[Stated task]: Each entry that follows is to be retyped exactly. Pictures do not belong in the copy.

>> Begin Task material

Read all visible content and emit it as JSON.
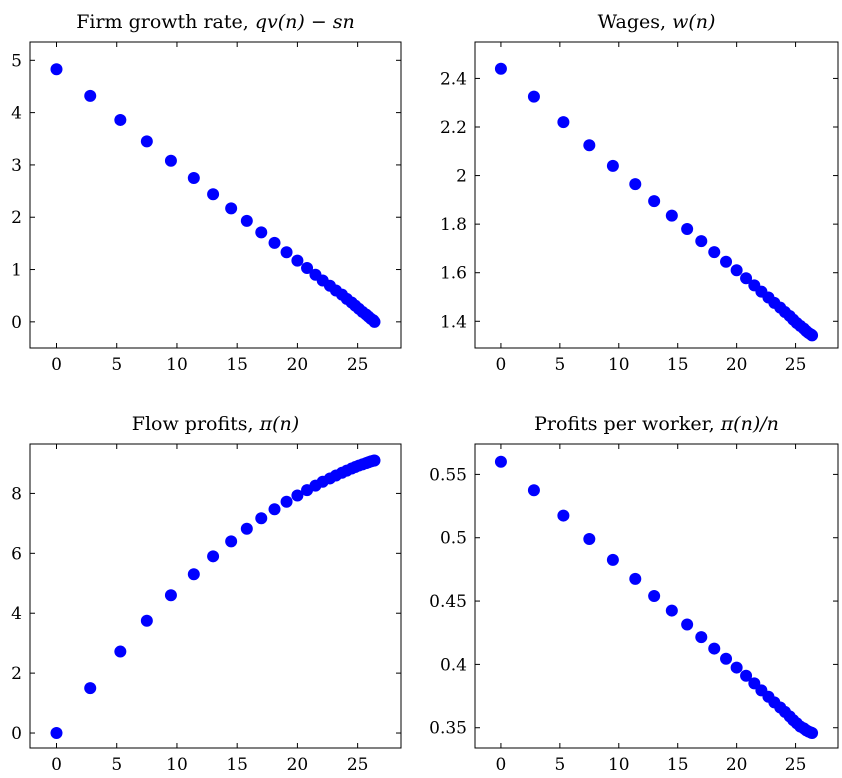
{
  "chart_data": [
    {
      "type": "scatter",
      "title": "Firm growth rate, ",
      "title_math": "qv(n) − sn",
      "xlim": [
        -2.2,
        28.6
      ],
      "ylim": [
        -0.5,
        5.35
      ],
      "xticks": [
        "0",
        "5",
        "10",
        "15",
        "20",
        "25"
      ],
      "yticks": [
        "0",
        "1",
        "2",
        "3",
        "4",
        "5"
      ],
      "grid": false,
      "marker_color": "#0000ff",
      "x": [
        0,
        2.8,
        5.3,
        7.5,
        9.5,
        11.4,
        13.0,
        14.5,
        15.8,
        17.0,
        18.1,
        19.1,
        20.0,
        20.8,
        21.5,
        22.1,
        22.7,
        23.2,
        23.7,
        24.1,
        24.5,
        24.8,
        25.1,
        25.4,
        25.7,
        25.9,
        26.1,
        26.3,
        26.4
      ],
      "y": [
        4.83,
        4.32,
        3.86,
        3.45,
        3.08,
        2.75,
        2.44,
        2.17,
        1.93,
        1.71,
        1.51,
        1.33,
        1.17,
        1.03,
        0.9,
        0.79,
        0.69,
        0.6,
        0.52,
        0.44,
        0.37,
        0.31,
        0.25,
        0.19,
        0.14,
        0.1,
        0.06,
        0.03,
        0.0
      ]
    },
    {
      "type": "scatter",
      "title": "Wages, ",
      "title_math": "w(n)",
      "xlim": [
        -2.2,
        28.6
      ],
      "ylim": [
        1.29,
        2.55
      ],
      "xticks": [
        "0",
        "5",
        "10",
        "15",
        "20",
        "25"
      ],
      "yticks": [
        "1.4",
        "1.6",
        "1.8",
        "2",
        "2.2",
        "2.4"
      ],
      "grid": false,
      "marker_color": "#0000ff",
      "x": [
        0,
        2.8,
        5.3,
        7.5,
        9.5,
        11.4,
        13.0,
        14.5,
        15.8,
        17.0,
        18.1,
        19.1,
        20.0,
        20.8,
        21.5,
        22.1,
        22.7,
        23.2,
        23.7,
        24.1,
        24.5,
        24.8,
        25.1,
        25.4,
        25.7,
        25.9,
        26.1,
        26.3,
        26.4
      ],
      "y": [
        2.44,
        2.325,
        2.22,
        2.125,
        2.04,
        1.965,
        1.895,
        1.835,
        1.78,
        1.73,
        1.685,
        1.645,
        1.61,
        1.577,
        1.548,
        1.522,
        1.498,
        1.476,
        1.456,
        1.438,
        1.422,
        1.407,
        1.393,
        1.381,
        1.37,
        1.36,
        1.352,
        1.346,
        1.342
      ]
    },
    {
      "type": "scatter",
      "title": "Flow profits, ",
      "title_math": "π(n)",
      "xlim": [
        -2.2,
        28.6
      ],
      "ylim": [
        -0.5,
        9.65
      ],
      "xticks": [
        "0",
        "5",
        "10",
        "15",
        "20",
        "25"
      ],
      "yticks": [
        "0",
        "2",
        "4",
        "6",
        "8"
      ],
      "grid": false,
      "marker_color": "#0000ff",
      "x": [
        0,
        2.8,
        5.3,
        7.5,
        9.5,
        11.4,
        13.0,
        14.5,
        15.8,
        17.0,
        18.1,
        19.1,
        20.0,
        20.8,
        21.5,
        22.1,
        22.7,
        23.2,
        23.7,
        24.1,
        24.5,
        24.8,
        25.1,
        25.4,
        25.7,
        25.9,
        26.1,
        26.3,
        26.4
      ],
      "y": [
        0.0,
        1.5,
        2.72,
        3.75,
        4.6,
        5.3,
        5.9,
        6.4,
        6.82,
        7.17,
        7.47,
        7.72,
        7.93,
        8.11,
        8.26,
        8.39,
        8.5,
        8.6,
        8.69,
        8.76,
        8.83,
        8.88,
        8.93,
        8.97,
        9.01,
        9.04,
        9.07,
        9.09,
        9.1
      ]
    },
    {
      "type": "scatter",
      "title": "Profits per worker, ",
      "title_math": "π(n)/n",
      "xlim": [
        -2.2,
        28.6
      ],
      "ylim": [
        0.334,
        0.574
      ],
      "xticks": [
        "0",
        "5",
        "10",
        "15",
        "20",
        "25"
      ],
      "yticks": [
        "0.35",
        "0.4",
        "0.45",
        "0.5",
        "0.55"
      ],
      "grid": false,
      "marker_color": "#0000ff",
      "x": [
        0,
        2.8,
        5.3,
        7.5,
        9.5,
        11.4,
        13.0,
        14.5,
        15.8,
        17.0,
        18.1,
        19.1,
        20.0,
        20.8,
        21.5,
        22.1,
        22.7,
        23.2,
        23.7,
        24.1,
        24.5,
        24.8,
        25.1,
        25.4,
        25.7,
        25.9,
        26.1,
        26.3,
        26.4
      ],
      "y": [
        0.56,
        0.5375,
        0.5175,
        0.499,
        0.4825,
        0.4675,
        0.454,
        0.4425,
        0.4315,
        0.4215,
        0.4125,
        0.4045,
        0.3975,
        0.391,
        0.385,
        0.3795,
        0.3745,
        0.37,
        0.366,
        0.3625,
        0.359,
        0.356,
        0.3535,
        0.351,
        0.3495,
        0.348,
        0.347,
        0.3462,
        0.3458
      ]
    }
  ]
}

>> End Task material

[Completed exercise]:
Read all visible content and emit it as JSON.
{
  "chart_data": [
    {
      "type": "scatter",
      "title": "Firm growth rate, ",
      "title_math": "qv(n) − sn",
      "xlim": [
        -2.2,
        28.6
      ],
      "ylim": [
        -0.5,
        5.35
      ],
      "xticks": [
        "0",
        "5",
        "10",
        "15",
        "20",
        "25"
      ],
      "yticks": [
        "0",
        "1",
        "2",
        "3",
        "4",
        "5"
      ],
      "grid": false,
      "marker_color": "#0000ff",
      "x": [
        0,
        2.8,
        5.3,
        7.5,
        9.5,
        11.4,
        13.0,
        14.5,
        15.8,
        17.0,
        18.1,
        19.1,
        20.0,
        20.8,
        21.5,
        22.1,
        22.7,
        23.2,
        23.7,
        24.1,
        24.5,
        24.8,
        25.1,
        25.4,
        25.7,
        25.9,
        26.1,
        26.3,
        26.4
      ],
      "y": [
        4.83,
        4.32,
        3.86,
        3.45,
        3.08,
        2.75,
        2.44,
        2.17,
        1.93,
        1.71,
        1.51,
        1.33,
        1.17,
        1.03,
        0.9,
        0.79,
        0.69,
        0.6,
        0.52,
        0.44,
        0.37,
        0.31,
        0.25,
        0.19,
        0.14,
        0.1,
        0.06,
        0.03,
        0.0
      ]
    },
    {
      "type": "scatter",
      "title": "Wages, ",
      "title_math": "w(n)",
      "xlim": [
        -2.2,
        28.6
      ],
      "ylim": [
        1.29,
        2.55
      ],
      "xticks": [
        "0",
        "5",
        "10",
        "15",
        "20",
        "25"
      ],
      "yticks": [
        "1.4",
        "1.6",
        "1.8",
        "2",
        "2.2",
        "2.4"
      ],
      "grid": false,
      "marker_color": "#0000ff",
      "x": [
        0,
        2.8,
        5.3,
        7.5,
        9.5,
        11.4,
        13.0,
        14.5,
        15.8,
        17.0,
        18.1,
        19.1,
        20.0,
        20.8,
        21.5,
        22.1,
        22.7,
        23.2,
        23.7,
        24.1,
        24.5,
        24.8,
        25.1,
        25.4,
        25.7,
        25.9,
        26.1,
        26.3,
        26.4
      ],
      "y": [
        2.44,
        2.325,
        2.22,
        2.125,
        2.04,
        1.965,
        1.895,
        1.835,
        1.78,
        1.73,
        1.685,
        1.645,
        1.61,
        1.577,
        1.548,
        1.522,
        1.498,
        1.476,
        1.456,
        1.438,
        1.422,
        1.407,
        1.393,
        1.381,
        1.37,
        1.36,
        1.352,
        1.346,
        1.342
      ]
    },
    {
      "type": "scatter",
      "title": "Flow profits, ",
      "title_math": "π(n)",
      "xlim": [
        -2.2,
        28.6
      ],
      "ylim": [
        -0.5,
        9.65
      ],
      "xticks": [
        "0",
        "5",
        "10",
        "15",
        "20",
        "25"
      ],
      "yticks": [
        "0",
        "2",
        "4",
        "6",
        "8"
      ],
      "grid": false,
      "marker_color": "#0000ff",
      "x": [
        0,
        2.8,
        5.3,
        7.5,
        9.5,
        11.4,
        13.0,
        14.5,
        15.8,
        17.0,
        18.1,
        19.1,
        20.0,
        20.8,
        21.5,
        22.1,
        22.7,
        23.2,
        23.7,
        24.1,
        24.5,
        24.8,
        25.1,
        25.4,
        25.7,
        25.9,
        26.1,
        26.3,
        26.4
      ],
      "y": [
        0.0,
        1.5,
        2.72,
        3.75,
        4.6,
        5.3,
        5.9,
        6.4,
        6.82,
        7.17,
        7.47,
        7.72,
        7.93,
        8.11,
        8.26,
        8.39,
        8.5,
        8.6,
        8.69,
        8.76,
        8.83,
        8.88,
        8.93,
        8.97,
        9.01,
        9.04,
        9.07,
        9.09,
        9.1
      ]
    },
    {
      "type": "scatter",
      "title": "Profits per worker, ",
      "title_math": "π(n)/n",
      "xlim": [
        -2.2,
        28.6
      ],
      "ylim": [
        0.334,
        0.574
      ],
      "xticks": [
        "0",
        "5",
        "10",
        "15",
        "20",
        "25"
      ],
      "yticks": [
        "0.35",
        "0.4",
        "0.45",
        "0.5",
        "0.55"
      ],
      "grid": false,
      "marker_color": "#0000ff",
      "x": [
        0,
        2.8,
        5.3,
        7.5,
        9.5,
        11.4,
        13.0,
        14.5,
        15.8,
        17.0,
        18.1,
        19.1,
        20.0,
        20.8,
        21.5,
        22.1,
        22.7,
        23.2,
        23.7,
        24.1,
        24.5,
        24.8,
        25.1,
        25.4,
        25.7,
        25.9,
        26.1,
        26.3,
        26.4
      ],
      "y": [
        0.56,
        0.5375,
        0.5175,
        0.499,
        0.4825,
        0.4675,
        0.454,
        0.4425,
        0.4315,
        0.4215,
        0.4125,
        0.4045,
        0.3975,
        0.391,
        0.385,
        0.3795,
        0.3745,
        0.37,
        0.366,
        0.3625,
        0.359,
        0.356,
        0.3535,
        0.351,
        0.3495,
        0.348,
        0.347,
        0.3462,
        0.3458
      ]
    }
  ]
}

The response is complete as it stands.